[Dataset items]
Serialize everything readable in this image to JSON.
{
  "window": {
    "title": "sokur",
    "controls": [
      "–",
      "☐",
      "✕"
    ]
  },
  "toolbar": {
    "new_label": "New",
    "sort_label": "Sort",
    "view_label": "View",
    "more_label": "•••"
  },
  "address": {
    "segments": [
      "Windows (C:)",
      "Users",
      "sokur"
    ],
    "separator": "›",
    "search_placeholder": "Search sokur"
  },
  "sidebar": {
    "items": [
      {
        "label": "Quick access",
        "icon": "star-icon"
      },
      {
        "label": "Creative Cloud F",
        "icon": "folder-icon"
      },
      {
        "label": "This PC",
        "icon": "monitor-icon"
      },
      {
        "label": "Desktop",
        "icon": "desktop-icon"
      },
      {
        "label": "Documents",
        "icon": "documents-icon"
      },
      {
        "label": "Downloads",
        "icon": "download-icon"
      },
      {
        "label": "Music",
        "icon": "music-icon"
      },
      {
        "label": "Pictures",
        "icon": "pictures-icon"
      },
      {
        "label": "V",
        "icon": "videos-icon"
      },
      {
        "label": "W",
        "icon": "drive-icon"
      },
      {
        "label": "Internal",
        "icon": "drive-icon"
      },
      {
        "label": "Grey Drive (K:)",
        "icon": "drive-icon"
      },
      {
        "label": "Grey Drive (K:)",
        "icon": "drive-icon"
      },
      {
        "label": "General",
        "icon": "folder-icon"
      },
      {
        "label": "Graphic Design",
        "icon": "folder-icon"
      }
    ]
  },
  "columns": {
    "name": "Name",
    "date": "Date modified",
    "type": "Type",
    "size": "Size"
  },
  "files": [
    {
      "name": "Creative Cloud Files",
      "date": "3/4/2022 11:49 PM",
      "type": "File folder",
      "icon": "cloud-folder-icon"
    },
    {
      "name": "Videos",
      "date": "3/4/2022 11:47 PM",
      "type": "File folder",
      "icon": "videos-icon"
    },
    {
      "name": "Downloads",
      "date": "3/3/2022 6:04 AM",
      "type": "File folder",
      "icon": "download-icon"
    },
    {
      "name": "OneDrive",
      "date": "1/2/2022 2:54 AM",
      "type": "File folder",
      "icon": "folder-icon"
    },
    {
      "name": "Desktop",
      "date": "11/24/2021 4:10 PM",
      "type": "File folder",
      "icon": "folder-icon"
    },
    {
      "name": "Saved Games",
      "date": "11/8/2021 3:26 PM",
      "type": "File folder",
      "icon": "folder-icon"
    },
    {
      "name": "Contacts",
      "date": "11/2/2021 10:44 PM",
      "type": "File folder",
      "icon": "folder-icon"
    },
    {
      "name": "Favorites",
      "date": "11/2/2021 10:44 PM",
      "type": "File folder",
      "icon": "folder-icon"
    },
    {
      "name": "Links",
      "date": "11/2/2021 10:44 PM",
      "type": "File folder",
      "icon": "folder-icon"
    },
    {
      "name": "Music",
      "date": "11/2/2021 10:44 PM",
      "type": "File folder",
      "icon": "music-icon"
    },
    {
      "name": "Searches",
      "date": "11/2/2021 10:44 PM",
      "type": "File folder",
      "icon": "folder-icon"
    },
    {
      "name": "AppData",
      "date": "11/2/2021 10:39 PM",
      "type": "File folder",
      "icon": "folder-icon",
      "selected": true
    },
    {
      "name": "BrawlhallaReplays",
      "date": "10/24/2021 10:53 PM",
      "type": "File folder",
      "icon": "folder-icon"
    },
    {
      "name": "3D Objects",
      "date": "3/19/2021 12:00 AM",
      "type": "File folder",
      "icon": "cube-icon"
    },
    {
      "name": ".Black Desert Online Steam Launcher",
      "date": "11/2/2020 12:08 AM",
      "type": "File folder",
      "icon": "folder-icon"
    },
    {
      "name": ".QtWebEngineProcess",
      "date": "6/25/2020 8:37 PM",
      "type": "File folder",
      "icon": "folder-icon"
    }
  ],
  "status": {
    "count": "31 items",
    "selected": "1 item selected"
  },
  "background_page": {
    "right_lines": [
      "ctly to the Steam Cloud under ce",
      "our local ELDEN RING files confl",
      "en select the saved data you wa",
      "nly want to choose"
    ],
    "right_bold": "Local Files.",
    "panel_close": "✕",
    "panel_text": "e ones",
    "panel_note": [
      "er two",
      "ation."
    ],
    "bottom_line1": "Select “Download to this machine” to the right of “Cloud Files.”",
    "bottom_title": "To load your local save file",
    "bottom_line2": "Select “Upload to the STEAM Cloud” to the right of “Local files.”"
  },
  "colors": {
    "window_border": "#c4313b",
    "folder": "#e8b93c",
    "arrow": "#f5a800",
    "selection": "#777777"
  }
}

* * *

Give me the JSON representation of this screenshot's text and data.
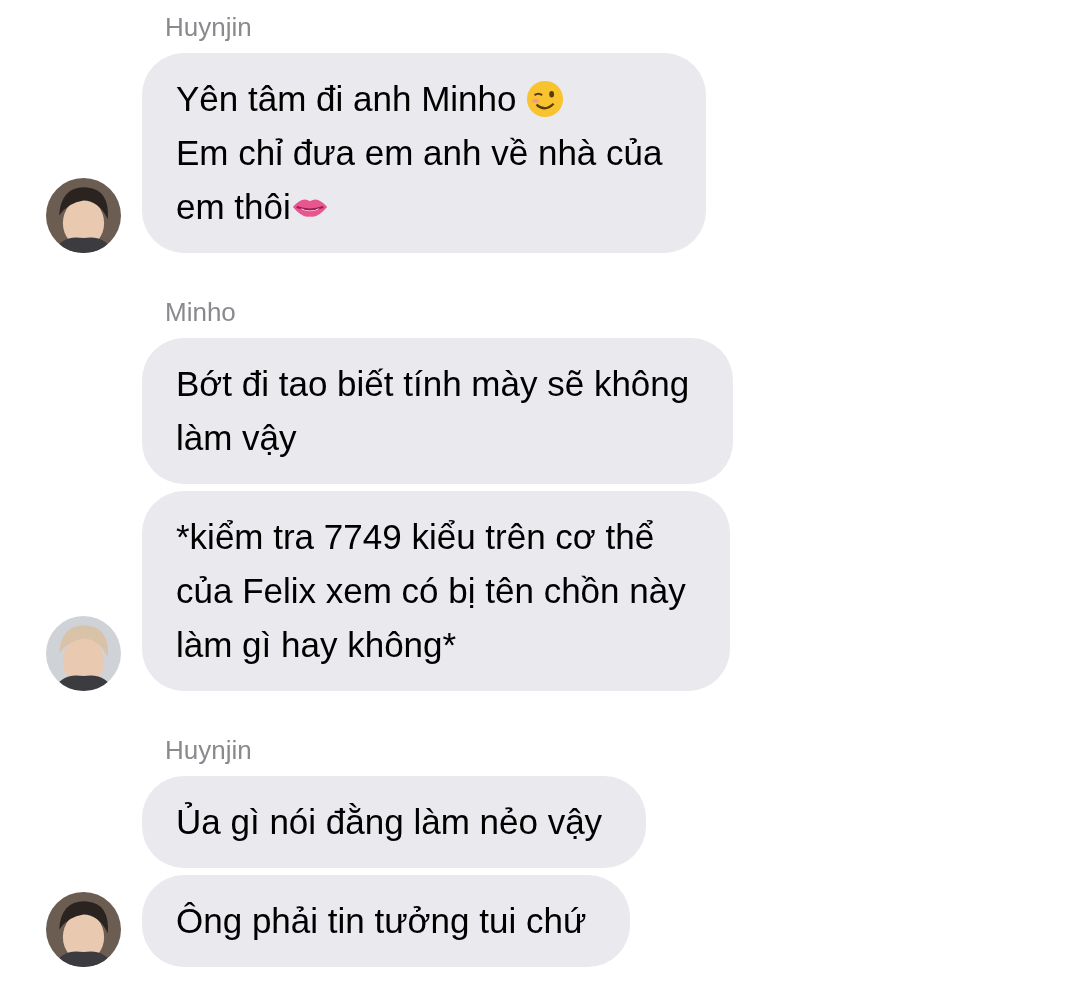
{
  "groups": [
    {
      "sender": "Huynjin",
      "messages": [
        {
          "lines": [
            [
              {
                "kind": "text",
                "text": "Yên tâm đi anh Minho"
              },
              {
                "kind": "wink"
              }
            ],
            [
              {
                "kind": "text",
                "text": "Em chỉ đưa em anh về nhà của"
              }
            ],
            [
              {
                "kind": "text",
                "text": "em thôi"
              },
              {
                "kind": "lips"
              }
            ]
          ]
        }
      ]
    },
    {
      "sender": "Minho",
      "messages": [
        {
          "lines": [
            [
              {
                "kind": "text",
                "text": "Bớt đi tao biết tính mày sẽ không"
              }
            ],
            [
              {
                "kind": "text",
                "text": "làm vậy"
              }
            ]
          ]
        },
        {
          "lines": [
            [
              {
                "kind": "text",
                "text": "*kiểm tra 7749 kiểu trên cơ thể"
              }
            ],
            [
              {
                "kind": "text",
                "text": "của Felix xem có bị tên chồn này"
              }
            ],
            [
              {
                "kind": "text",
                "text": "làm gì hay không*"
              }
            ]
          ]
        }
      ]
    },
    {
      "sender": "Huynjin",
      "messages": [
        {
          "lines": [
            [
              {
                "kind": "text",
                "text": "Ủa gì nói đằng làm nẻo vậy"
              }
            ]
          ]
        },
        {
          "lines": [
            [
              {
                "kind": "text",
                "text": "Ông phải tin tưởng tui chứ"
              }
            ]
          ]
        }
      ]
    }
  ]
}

WHAT TO PRODUCE: Which lines contain the word "không"? Return each of them.

OUTPUT OF THE TASK:
                "text": "Bớt đi tao biết tính mày sẽ không"
                "text": "làm gì hay không*"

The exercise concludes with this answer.